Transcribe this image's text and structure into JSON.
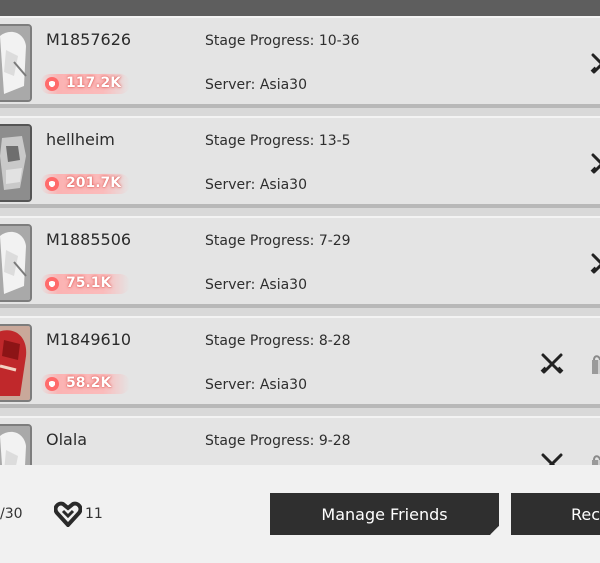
{
  "friends": [
    {
      "name": "M1857626",
      "power": "117.2K",
      "stage": "Stage Progress: 10-36",
      "server": "Server: Asia30",
      "avatar": "white-hair-character"
    },
    {
      "name": "hellheim",
      "power": "201.7K",
      "stage": "Stage Progress: 13-5",
      "server": "Server: Asia30",
      "avatar": "armored-character"
    },
    {
      "name": "M1885506",
      "power": "75.1K",
      "stage": "Stage Progress: 7-29",
      "server": "Server: Asia30",
      "avatar": "white-hair-character"
    },
    {
      "name": "M1849610",
      "power": "58.2K",
      "stage": "Stage Progress: 8-28",
      "server": "Server: Asia30",
      "avatar": "red-character"
    },
    {
      "name": "Olala",
      "stage": "Stage Progress: 9-28",
      "avatar": "white-hair-character"
    }
  ],
  "footer": {
    "friend_count": "/30",
    "heart_count": "11",
    "manage_label": "Manage Friends",
    "rec_label": "Rec"
  },
  "icons": {
    "power": "fist-icon",
    "battle": "crossed-swords-icon",
    "gift": "gift-icon",
    "heart": "heart-icon"
  },
  "colors": {
    "power_glow": "#e0554f",
    "button_bg": "#2f2f2f",
    "row_bg": "#e4e4e4"
  }
}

──────────────────────────────

> Work to do
Every record above should be written out again without change, except that the pictures are left out.

> The completed task
Transcribe this image's text and structure into JSON.
{
  "friends": [
    {
      "name": "M1857626",
      "power": "117.2K",
      "stage": "Stage Progress: 10-36",
      "server": "Server: Asia30",
      "avatar": "white-hair-character"
    },
    {
      "name": "hellheim",
      "power": "201.7K",
      "stage": "Stage Progress: 13-5",
      "server": "Server: Asia30",
      "avatar": "armored-character"
    },
    {
      "name": "M1885506",
      "power": "75.1K",
      "stage": "Stage Progress: 7-29",
      "server": "Server: Asia30",
      "avatar": "white-hair-character"
    },
    {
      "name": "M1849610",
      "power": "58.2K",
      "stage": "Stage Progress: 8-28",
      "server": "Server: Asia30",
      "avatar": "red-character"
    },
    {
      "name": "Olala",
      "stage": "Stage Progress: 9-28",
      "avatar": "white-hair-character"
    }
  ],
  "footer": {
    "friend_count": "/30",
    "heart_count": "11",
    "manage_label": "Manage Friends",
    "rec_label": "Rec"
  },
  "icons": {
    "power": "fist-icon",
    "battle": "crossed-swords-icon",
    "gift": "gift-icon",
    "heart": "heart-icon"
  },
  "colors": {
    "power_glow": "#e0554f",
    "button_bg": "#2f2f2f",
    "row_bg": "#e4e4e4"
  }
}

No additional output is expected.